Return the records in full, exactly as given.

+--

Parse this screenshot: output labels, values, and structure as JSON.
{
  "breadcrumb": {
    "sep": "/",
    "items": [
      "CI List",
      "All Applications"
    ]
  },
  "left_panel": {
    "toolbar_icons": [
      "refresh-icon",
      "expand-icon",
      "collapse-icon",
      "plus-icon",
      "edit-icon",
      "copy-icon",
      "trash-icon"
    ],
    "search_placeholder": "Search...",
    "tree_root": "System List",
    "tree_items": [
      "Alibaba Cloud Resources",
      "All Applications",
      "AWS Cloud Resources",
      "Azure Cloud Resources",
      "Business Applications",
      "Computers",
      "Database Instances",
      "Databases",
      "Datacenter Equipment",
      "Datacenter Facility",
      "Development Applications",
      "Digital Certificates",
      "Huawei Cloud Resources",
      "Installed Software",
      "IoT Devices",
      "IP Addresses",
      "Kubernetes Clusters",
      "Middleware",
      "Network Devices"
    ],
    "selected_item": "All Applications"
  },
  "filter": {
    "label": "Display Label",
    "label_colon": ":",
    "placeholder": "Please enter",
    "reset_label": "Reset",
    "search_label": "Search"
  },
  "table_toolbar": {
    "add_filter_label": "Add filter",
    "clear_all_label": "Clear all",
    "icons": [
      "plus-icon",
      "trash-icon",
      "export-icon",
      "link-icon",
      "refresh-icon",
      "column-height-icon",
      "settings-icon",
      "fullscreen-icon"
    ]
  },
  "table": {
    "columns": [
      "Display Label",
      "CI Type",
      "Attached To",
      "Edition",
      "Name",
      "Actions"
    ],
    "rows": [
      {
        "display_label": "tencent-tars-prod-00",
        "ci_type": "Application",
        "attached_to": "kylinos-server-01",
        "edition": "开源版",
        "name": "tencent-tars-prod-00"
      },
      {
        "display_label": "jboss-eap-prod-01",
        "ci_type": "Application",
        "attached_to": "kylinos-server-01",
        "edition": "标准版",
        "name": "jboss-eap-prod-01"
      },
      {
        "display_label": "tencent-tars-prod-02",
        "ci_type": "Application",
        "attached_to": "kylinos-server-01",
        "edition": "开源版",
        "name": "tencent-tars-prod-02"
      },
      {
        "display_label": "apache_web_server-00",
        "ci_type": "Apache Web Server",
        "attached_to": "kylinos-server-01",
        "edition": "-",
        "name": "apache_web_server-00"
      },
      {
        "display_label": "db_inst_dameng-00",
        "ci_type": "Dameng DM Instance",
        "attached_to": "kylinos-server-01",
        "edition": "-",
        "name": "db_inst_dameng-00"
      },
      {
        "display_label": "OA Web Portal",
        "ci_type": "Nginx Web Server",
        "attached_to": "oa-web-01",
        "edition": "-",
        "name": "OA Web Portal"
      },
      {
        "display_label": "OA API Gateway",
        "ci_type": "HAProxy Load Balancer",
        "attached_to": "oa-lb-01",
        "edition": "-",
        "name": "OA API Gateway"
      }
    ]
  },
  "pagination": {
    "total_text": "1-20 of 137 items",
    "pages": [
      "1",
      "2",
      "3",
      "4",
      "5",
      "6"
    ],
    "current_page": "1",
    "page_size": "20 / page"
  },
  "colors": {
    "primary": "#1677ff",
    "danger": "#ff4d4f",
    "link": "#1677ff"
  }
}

+--

Solution to this exercise:
Parse this screenshot: output labels, values, and structure as JSON.
{
  "breadcrumb": {
    "sep": "/",
    "items": [
      "CI List",
      "All Applications"
    ]
  },
  "left_panel": {
    "toolbar_icons": [
      "refresh-icon",
      "expand-icon",
      "collapse-icon",
      "plus-icon",
      "edit-icon",
      "copy-icon",
      "trash-icon"
    ],
    "search_placeholder": "Search...",
    "tree_root": "System List",
    "tree_items": [
      "Alibaba Cloud Resources",
      "All Applications",
      "AWS Cloud Resources",
      "Azure Cloud Resources",
      "Business Applications",
      "Computers",
      "Database Instances",
      "Databases",
      "Datacenter Equipment",
      "Datacenter Facility",
      "Development Applications",
      "Digital Certificates",
      "Huawei Cloud Resources",
      "Installed Software",
      "IoT Devices",
      "IP Addresses",
      "Kubernetes Clusters",
      "Middleware",
      "Network Devices"
    ],
    "selected_item": "All Applications"
  },
  "filter": {
    "label": "Display Label",
    "label_colon": ":",
    "placeholder": "Please enter",
    "reset_label": "Reset",
    "search_label": "Search"
  },
  "table_toolbar": {
    "add_filter_label": "Add filter",
    "clear_all_label": "Clear all",
    "icons": [
      "plus-icon",
      "trash-icon",
      "export-icon",
      "link-icon",
      "refresh-icon",
      "column-height-icon",
      "settings-icon",
      "fullscreen-icon"
    ]
  },
  "table": {
    "columns": [
      "Display Label",
      "CI Type",
      "Attached To",
      "Edition",
      "Name",
      "Actions"
    ],
    "rows": [
      {
        "display_label": "tencent-tars-prod-00",
        "ci_type": "Application",
        "attached_to": "kylinos-server-01",
        "edition": "开源版",
        "name": "tencent-tars-prod-00"
      },
      {
        "display_label": "jboss-eap-prod-01",
        "ci_type": "Application",
        "attached_to": "kylinos-server-01",
        "edition": "标准版",
        "name": "jboss-eap-prod-01"
      },
      {
        "display_label": "tencent-tars-prod-02",
        "ci_type": "Application",
        "attached_to": "kylinos-server-01",
        "edition": "开源版",
        "name": "tencent-tars-prod-02"
      },
      {
        "display_label": "apache_web_server-00",
        "ci_type": "Apache Web Server",
        "attached_to": "kylinos-server-01",
        "edition": "-",
        "name": "apache_web_server-00"
      },
      {
        "display_label": "db_inst_dameng-00",
        "ci_type": "Dameng DM Instance",
        "attached_to": "kylinos-server-01",
        "edition": "-",
        "name": "db_inst_dameng-00"
      },
      {
        "display_label": "OA Web Portal",
        "ci_type": "Nginx Web Server",
        "attached_to": "oa-web-01",
        "edition": "-",
        "name": "OA Web Portal"
      },
      {
        "display_label": "OA API Gateway",
        "ci_type": "HAProxy Load Balancer",
        "attached_to": "oa-lb-01",
        "edition": "-",
        "name": "OA API Gateway"
      }
    ]
  },
  "pagination": {
    "total_text": "1-20 of 137 items",
    "pages": [
      "1",
      "2",
      "3",
      "4",
      "5",
      "6"
    ],
    "current_page": "1",
    "page_size": "20 / page"
  },
  "colors": {
    "primary": "#1677ff",
    "danger": "#ff4d4f",
    "link": "#1677ff"
  }
}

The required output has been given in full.